Lift every line from the entries that includes the word "text".

▶ _Data for this task_
····················

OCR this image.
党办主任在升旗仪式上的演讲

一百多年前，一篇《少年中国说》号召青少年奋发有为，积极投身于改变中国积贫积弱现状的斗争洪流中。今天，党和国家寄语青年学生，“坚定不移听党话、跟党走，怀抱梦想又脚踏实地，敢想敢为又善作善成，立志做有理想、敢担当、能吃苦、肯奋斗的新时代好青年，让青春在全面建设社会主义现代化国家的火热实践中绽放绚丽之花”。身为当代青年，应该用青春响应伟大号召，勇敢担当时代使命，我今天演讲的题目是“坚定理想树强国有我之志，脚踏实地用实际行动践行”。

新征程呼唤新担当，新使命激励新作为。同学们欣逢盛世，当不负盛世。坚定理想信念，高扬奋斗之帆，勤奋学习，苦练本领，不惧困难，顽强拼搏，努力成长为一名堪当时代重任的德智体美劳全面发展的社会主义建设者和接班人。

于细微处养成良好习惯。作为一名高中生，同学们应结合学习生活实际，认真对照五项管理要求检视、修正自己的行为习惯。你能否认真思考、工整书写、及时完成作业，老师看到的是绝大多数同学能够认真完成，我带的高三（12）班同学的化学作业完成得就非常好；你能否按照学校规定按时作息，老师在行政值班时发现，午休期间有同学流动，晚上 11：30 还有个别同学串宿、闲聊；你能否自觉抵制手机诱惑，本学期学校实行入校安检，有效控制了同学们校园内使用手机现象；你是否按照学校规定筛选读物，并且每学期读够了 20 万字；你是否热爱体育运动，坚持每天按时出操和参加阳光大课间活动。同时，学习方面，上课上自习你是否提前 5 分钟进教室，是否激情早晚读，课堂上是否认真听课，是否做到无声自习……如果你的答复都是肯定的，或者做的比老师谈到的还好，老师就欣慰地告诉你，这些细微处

····················

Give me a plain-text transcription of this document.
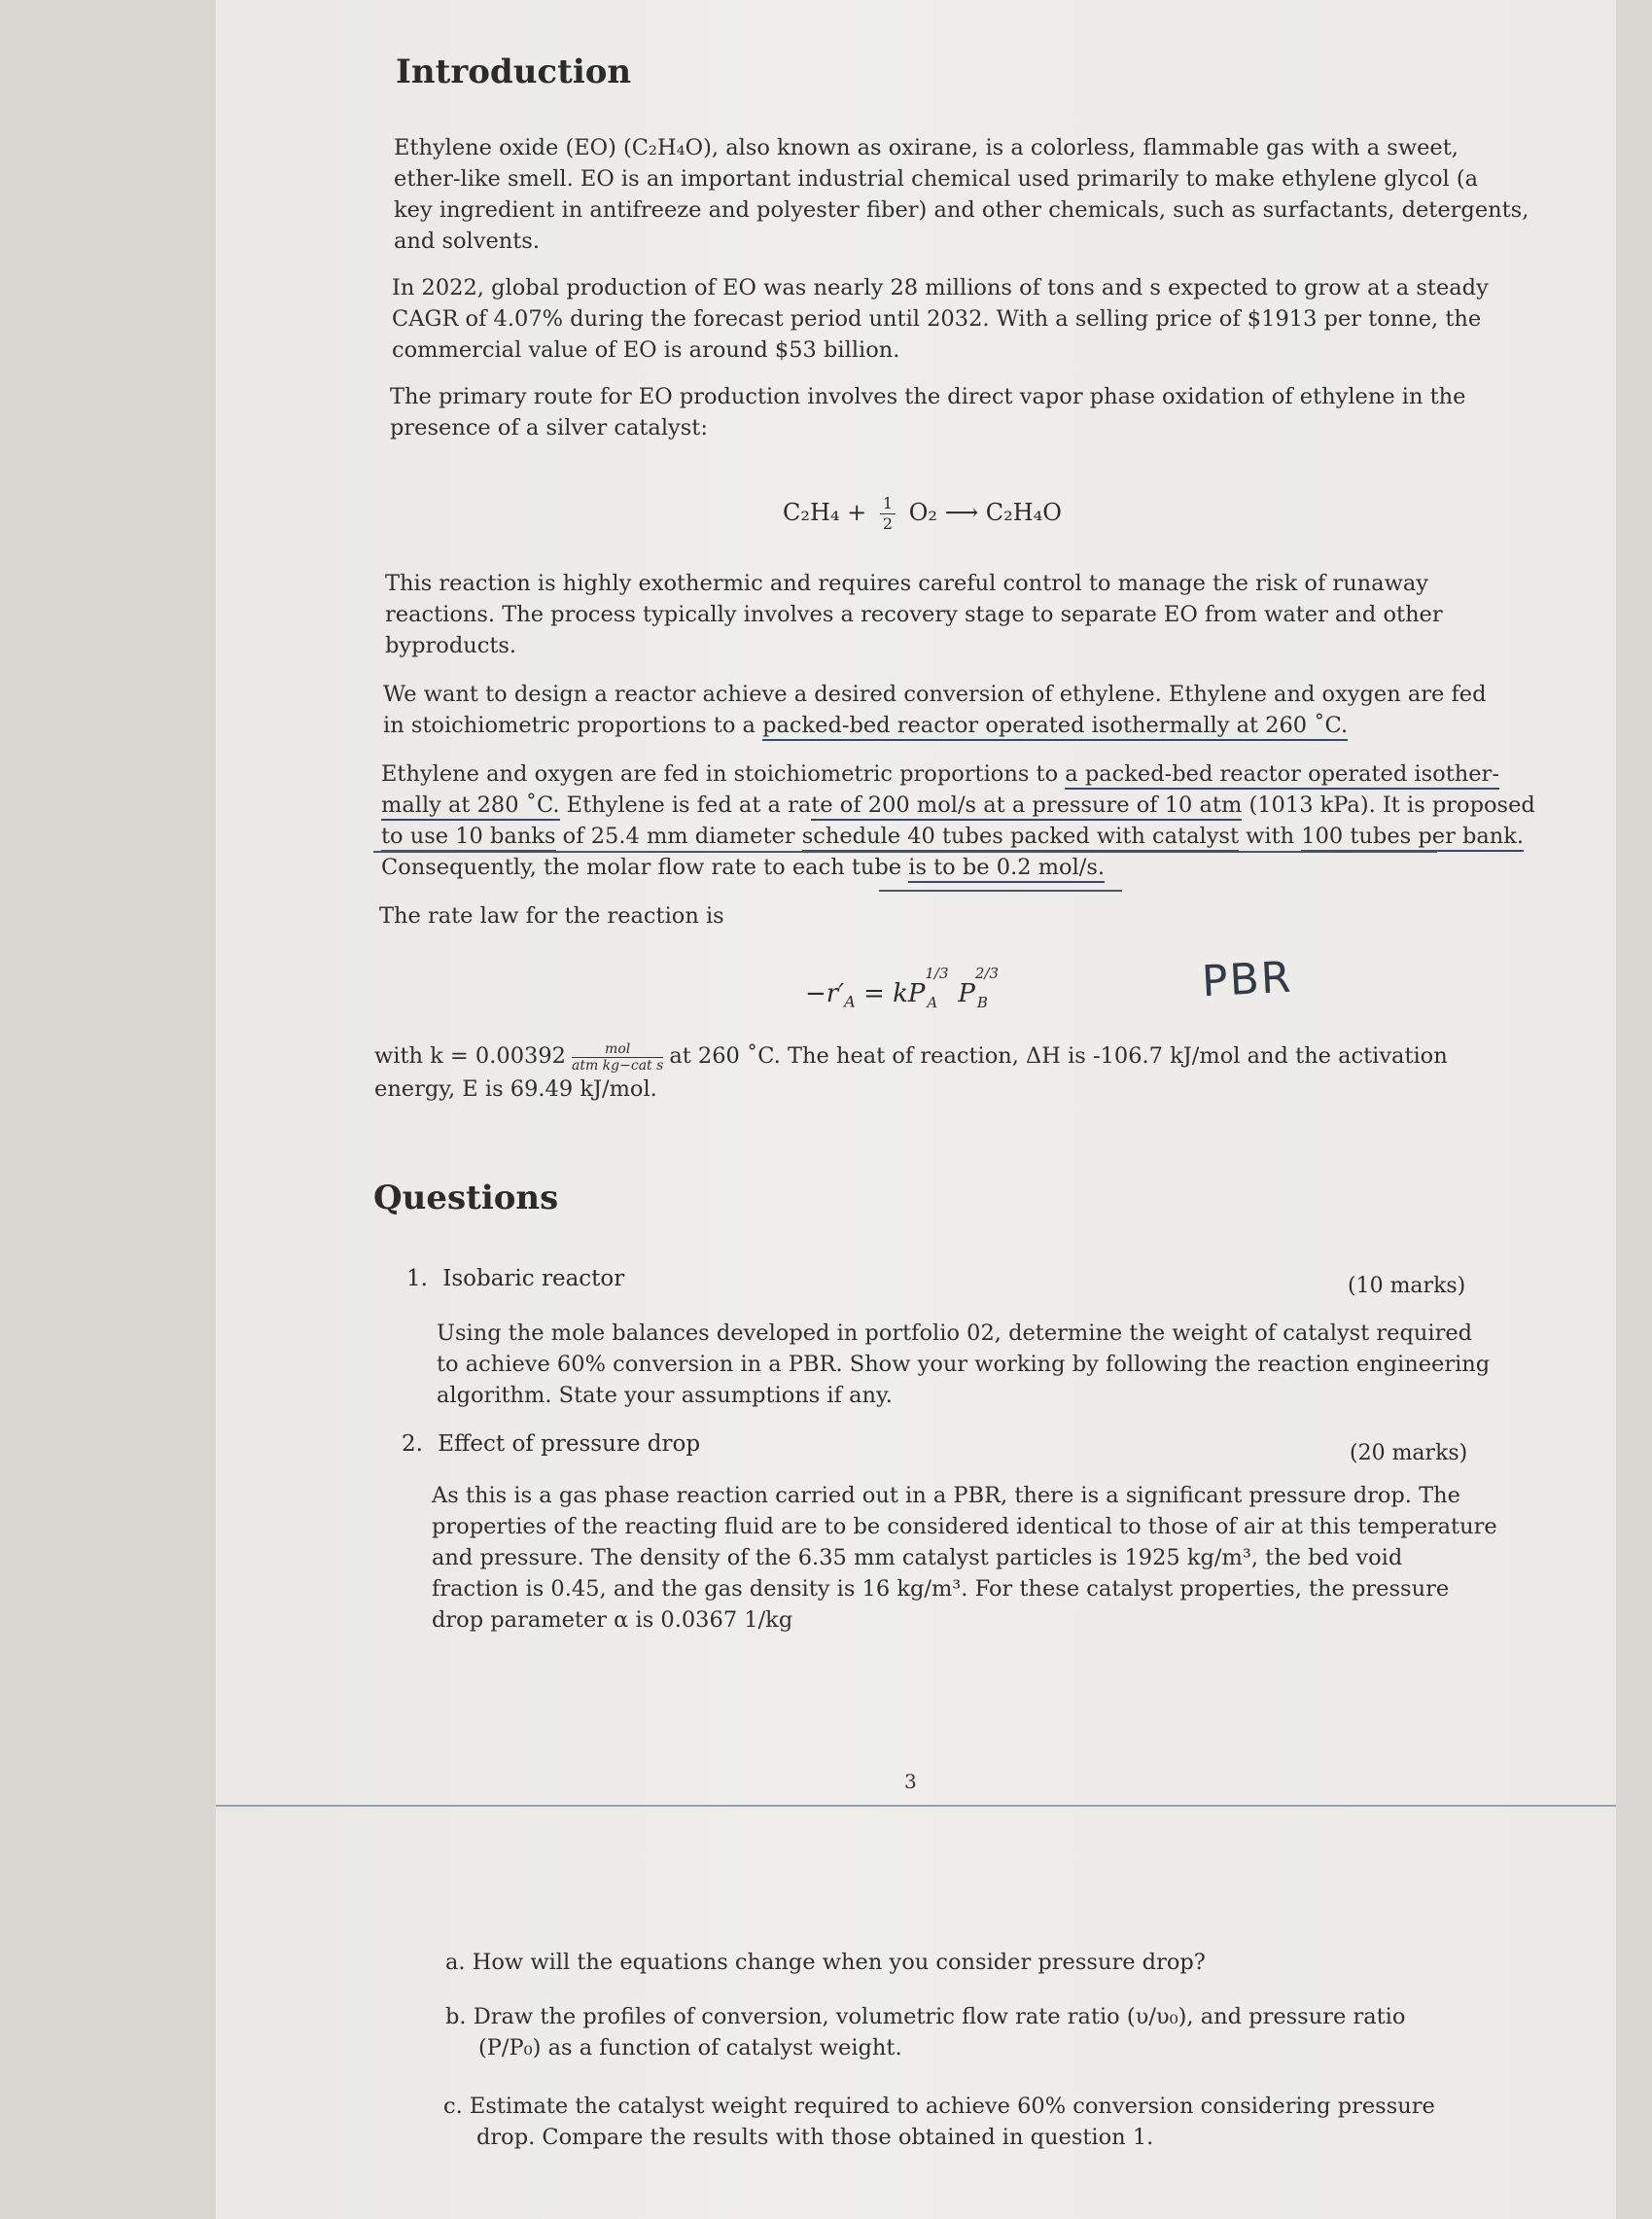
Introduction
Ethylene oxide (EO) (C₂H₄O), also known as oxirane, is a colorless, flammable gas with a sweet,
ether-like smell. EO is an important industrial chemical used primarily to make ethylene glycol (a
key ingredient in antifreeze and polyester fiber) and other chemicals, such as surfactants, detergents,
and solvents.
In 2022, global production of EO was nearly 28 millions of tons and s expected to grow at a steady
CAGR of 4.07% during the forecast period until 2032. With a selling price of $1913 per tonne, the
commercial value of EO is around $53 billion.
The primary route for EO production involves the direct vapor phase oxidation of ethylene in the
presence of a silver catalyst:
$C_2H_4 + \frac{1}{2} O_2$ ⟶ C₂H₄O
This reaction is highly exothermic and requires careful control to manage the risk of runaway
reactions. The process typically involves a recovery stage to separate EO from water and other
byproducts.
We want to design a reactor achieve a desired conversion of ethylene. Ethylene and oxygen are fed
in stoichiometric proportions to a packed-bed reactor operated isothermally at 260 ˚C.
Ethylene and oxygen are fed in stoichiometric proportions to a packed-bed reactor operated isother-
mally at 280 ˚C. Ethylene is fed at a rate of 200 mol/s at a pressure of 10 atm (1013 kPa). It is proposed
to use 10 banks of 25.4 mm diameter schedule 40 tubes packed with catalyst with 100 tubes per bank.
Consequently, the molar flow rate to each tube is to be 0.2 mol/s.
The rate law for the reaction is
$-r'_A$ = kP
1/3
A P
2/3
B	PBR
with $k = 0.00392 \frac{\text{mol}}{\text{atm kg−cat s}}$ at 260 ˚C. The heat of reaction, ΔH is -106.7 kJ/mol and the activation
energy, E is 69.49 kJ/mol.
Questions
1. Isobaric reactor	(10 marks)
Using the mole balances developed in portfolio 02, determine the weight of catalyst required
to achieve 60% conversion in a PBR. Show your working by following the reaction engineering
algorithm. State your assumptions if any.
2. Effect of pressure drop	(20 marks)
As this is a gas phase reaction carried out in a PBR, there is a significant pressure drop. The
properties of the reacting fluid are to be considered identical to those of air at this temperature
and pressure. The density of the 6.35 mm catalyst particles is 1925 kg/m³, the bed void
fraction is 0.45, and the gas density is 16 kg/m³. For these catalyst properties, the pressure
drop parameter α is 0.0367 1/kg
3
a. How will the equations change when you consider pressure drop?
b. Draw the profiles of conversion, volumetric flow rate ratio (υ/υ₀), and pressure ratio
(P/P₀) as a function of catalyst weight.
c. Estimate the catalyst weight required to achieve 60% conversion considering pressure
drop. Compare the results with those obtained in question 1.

····················

▶ _Complete answer_
Give me a plain-text transcription of this document.
with $k = 0.00392 \frac{\text{mol}}{\text{atm kg−cat s}}$ at 260 ˚C. The heat of reaction, ΔH is -106.7 kJ/mol and the activation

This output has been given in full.